===== TEXT PROVIDED

The Skaergaard intrusion was formed 56 million years ago during the opening of the North Atlantic Ocean. The intrusion was emplaced beneath the preexisting rock in the region, including plateau basalt and gneiss. The intrusion has a general oval shape, which is atypical in igneous emplacement. Due to the tectonic activity in East Greenland, the intrusion is now slightly tilted towards the sea. Specifically, the lower parts of the intrusion are exposed to the north while sections of the roof are conserved to the south.

== Discovery and early studies ==
The Skaergaard intrusion was first discovered by Lawrence Wager on his Arctic Air-Route Expedition in 1930. In 1933, the first aerial photography of the region was taken in order to create a topographic map of the area. The first scientific expedition to the intrusion took place in 1935 and 1936 and lasted over 13 months. This expedition was led by Wager accompanied by a small team, including geologist William Alexander Deer. Through this mission, the team studied the intrusion through reconnaissance mapping.

== Geologic characteristics ==
The intrusion is made up of three separate geologic sequences which formed at the floor, roof, and walls, with the formation at the floor being much thicker than that of the other two sequences. The rocks of these sequences are further divided into three categories: the lower zone, middle zone, and upper zone. The zone categorization is based on the occurrence of specific minerals such as augite, Fe-Ti oxides, rounded grains of olivine, apatite, and ferrobustamite.

The intrusion formed from the crystallization of a convecting body of magma which resulted in the lineation, layering, cross bedding, and channel structures within the rocks. These features result from sedimentary formations created by grain re-arrangement via magmatic currents.

==========

**PROBLEM SET:**
1. Repeat word for word the part of the Skaergaard intrusion text starting with "The intrusion formed" and going on through "via magmatic currents.".
2. Pick up the Skaergaard intrusion text after its final sentence and carry it on.

===== INFORMATION PROVIDED

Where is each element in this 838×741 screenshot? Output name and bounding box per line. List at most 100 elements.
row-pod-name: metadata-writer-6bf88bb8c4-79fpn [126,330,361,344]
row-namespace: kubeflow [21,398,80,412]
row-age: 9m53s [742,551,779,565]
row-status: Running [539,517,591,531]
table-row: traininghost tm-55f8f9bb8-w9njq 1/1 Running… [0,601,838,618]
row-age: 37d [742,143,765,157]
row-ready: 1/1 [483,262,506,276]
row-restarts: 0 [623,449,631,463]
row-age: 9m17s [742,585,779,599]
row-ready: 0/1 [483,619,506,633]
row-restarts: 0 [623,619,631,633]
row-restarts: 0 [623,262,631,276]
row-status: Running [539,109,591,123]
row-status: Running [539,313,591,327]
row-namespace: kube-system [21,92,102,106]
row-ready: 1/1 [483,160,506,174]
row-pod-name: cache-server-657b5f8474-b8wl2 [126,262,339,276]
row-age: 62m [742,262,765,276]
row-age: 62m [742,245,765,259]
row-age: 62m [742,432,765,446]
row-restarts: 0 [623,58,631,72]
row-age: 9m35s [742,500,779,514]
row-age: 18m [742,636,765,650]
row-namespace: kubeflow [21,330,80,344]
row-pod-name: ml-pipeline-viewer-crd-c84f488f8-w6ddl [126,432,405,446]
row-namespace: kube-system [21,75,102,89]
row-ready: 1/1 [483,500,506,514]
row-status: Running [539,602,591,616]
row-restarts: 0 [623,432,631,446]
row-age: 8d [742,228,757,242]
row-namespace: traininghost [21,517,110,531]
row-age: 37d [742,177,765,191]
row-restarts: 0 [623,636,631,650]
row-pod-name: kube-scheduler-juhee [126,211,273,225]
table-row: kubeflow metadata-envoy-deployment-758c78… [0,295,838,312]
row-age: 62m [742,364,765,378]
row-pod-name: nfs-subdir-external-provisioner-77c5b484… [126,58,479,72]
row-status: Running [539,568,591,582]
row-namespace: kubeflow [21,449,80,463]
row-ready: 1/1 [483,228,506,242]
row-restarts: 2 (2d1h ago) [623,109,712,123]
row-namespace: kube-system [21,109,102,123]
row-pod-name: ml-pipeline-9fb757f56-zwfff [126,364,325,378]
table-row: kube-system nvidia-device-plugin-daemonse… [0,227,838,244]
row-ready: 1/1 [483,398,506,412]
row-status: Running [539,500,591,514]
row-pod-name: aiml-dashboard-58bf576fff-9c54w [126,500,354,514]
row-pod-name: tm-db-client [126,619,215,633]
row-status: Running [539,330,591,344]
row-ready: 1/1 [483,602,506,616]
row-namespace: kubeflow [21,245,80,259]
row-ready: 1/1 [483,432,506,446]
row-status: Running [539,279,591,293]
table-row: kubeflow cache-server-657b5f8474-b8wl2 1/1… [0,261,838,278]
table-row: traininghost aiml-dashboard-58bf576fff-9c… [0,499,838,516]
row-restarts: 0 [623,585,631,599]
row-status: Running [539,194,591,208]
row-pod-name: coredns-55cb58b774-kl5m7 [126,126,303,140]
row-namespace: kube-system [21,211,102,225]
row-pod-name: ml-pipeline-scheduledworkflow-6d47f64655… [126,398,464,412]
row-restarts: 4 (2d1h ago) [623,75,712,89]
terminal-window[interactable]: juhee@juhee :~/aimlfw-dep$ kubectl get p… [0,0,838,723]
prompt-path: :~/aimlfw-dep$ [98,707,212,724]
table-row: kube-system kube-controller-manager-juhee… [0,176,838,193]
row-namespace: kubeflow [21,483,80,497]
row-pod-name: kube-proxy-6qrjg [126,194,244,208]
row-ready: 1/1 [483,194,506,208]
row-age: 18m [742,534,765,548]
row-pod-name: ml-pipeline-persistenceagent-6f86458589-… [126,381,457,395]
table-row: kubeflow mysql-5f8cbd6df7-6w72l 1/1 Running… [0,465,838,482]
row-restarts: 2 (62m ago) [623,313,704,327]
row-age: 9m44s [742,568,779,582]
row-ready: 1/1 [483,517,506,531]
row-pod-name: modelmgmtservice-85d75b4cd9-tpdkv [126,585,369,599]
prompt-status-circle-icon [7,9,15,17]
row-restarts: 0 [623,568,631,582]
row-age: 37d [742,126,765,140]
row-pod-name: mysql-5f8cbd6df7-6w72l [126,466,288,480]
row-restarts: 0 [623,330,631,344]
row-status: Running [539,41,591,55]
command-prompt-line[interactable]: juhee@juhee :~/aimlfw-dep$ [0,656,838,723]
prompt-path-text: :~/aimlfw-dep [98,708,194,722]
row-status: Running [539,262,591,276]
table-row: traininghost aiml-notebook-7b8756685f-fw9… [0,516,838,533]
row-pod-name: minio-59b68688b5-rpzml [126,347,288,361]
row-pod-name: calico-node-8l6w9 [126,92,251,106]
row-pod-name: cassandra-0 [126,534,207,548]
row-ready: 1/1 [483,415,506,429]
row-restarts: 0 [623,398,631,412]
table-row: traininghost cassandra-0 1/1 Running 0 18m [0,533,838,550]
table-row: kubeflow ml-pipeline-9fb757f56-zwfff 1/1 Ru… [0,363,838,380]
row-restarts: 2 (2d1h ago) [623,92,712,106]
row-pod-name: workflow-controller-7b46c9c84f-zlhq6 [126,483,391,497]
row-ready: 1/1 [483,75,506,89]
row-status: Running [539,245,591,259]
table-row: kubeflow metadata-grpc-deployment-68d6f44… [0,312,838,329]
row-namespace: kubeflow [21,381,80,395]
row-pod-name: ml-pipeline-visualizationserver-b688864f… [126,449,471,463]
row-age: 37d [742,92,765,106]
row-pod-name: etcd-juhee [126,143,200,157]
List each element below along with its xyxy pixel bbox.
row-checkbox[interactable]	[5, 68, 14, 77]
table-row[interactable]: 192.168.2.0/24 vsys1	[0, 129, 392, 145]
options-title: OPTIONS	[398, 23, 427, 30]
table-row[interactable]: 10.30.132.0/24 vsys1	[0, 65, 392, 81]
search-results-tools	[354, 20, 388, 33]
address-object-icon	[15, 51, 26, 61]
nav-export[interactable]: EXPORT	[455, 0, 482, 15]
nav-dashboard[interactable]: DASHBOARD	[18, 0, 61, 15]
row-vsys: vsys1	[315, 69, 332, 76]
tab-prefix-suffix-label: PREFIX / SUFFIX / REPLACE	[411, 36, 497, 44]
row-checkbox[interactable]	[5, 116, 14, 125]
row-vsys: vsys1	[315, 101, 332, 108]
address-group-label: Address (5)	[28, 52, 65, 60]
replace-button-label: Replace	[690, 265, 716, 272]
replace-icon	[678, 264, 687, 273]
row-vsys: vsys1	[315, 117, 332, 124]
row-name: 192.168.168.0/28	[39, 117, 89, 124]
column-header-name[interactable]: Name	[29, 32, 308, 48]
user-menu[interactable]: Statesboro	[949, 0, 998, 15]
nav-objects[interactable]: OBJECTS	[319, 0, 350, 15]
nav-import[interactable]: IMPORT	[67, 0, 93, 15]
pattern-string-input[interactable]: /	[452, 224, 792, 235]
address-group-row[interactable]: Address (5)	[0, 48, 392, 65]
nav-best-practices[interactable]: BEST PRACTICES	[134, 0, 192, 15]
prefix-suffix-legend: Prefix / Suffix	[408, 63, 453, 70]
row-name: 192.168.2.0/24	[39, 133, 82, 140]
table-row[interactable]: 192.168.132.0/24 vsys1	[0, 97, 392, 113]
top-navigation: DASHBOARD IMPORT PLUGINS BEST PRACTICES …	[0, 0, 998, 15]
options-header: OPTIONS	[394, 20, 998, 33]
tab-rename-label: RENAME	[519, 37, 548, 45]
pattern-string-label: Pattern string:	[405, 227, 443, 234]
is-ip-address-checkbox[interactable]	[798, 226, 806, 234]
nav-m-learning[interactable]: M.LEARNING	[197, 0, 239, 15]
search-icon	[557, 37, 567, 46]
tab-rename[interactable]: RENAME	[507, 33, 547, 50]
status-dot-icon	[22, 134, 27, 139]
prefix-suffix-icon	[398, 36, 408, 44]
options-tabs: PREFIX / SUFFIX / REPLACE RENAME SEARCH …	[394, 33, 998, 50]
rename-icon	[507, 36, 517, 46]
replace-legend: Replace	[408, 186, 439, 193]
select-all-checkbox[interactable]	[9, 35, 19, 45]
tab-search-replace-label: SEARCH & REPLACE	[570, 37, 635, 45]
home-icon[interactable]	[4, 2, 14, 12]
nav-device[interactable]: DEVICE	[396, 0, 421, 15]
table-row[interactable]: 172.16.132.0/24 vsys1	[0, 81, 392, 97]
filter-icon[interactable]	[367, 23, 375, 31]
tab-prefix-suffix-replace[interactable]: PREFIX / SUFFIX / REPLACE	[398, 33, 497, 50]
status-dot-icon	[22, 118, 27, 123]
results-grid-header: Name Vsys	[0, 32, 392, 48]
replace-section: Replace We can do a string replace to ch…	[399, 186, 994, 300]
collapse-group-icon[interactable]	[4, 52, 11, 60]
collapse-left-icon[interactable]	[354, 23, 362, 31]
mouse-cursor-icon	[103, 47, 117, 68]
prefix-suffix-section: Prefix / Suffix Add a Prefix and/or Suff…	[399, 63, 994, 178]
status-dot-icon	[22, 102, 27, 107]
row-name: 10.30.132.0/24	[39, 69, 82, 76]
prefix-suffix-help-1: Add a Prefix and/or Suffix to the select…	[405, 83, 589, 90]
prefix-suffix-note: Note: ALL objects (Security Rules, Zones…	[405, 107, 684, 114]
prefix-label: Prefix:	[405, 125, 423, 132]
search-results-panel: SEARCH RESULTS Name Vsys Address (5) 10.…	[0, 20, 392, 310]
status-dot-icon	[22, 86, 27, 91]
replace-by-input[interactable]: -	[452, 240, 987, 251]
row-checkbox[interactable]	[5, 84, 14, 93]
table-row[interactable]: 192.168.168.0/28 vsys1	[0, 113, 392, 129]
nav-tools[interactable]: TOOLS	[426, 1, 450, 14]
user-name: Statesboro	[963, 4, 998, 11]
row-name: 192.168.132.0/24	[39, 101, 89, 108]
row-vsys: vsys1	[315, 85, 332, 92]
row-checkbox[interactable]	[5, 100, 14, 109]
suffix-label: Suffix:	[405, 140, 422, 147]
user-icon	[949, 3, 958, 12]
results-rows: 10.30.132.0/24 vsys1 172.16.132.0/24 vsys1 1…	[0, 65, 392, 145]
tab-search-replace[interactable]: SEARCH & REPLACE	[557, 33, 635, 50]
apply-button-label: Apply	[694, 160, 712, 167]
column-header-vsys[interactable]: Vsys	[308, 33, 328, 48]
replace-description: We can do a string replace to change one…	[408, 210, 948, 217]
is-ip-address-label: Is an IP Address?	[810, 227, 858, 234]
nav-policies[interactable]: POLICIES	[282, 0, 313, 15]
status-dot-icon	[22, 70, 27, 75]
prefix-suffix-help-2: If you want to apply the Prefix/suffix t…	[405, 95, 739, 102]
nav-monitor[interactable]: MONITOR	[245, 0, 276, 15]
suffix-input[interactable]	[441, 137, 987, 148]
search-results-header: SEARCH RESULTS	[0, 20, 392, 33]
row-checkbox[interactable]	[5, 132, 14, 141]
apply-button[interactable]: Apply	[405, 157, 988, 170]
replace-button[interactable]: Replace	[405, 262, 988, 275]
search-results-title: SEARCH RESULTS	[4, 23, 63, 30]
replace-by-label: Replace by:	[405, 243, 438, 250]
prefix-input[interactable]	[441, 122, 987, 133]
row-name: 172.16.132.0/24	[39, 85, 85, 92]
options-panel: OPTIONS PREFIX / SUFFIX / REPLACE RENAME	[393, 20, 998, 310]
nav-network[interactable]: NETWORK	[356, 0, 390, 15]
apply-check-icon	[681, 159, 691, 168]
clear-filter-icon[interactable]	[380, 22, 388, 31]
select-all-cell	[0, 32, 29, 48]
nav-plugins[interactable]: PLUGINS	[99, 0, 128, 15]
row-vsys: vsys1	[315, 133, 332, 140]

==========

**RESULTS OF THE TASKS:**
1.
The intrusion formed from the crystallization of a convecting body of magma which resulted in the lineation, layering, cross bedding, and channel structures within the rocks. These features result from sedimentary formations created by grain re-arrangement via magmatic currents.

2.
Within the solid rocks of the formation, the crystals are classified into two categories: primary precipitate crystals and interprecipitate crystals. Primary precipitate crystals form in conditions of high presence of liquids while interprecipitate crystals form from interprecipitate liquid, liquid in the spaces between grains which solidify them together.

This data was developed from the 1939 memoir written by Lawrence Wager and William Alexander Deer from their 1935 expedition.

== Scientific significance ==
Data acquired from researching the Skaergaard intrusion can be used to model how the intrusion was originally formed and how magma fractional crystallization takes place. Multiple models of magmatic assimilation and recharge have been developed from the Skaergaard intrusion including the continuous replenishment model, intermittent recharge model, end-member replenishment model, and pulse recharge model.

The Skaergaard intrusion also exhibits the formation of one of the largest basaltic magmatic regions in the world.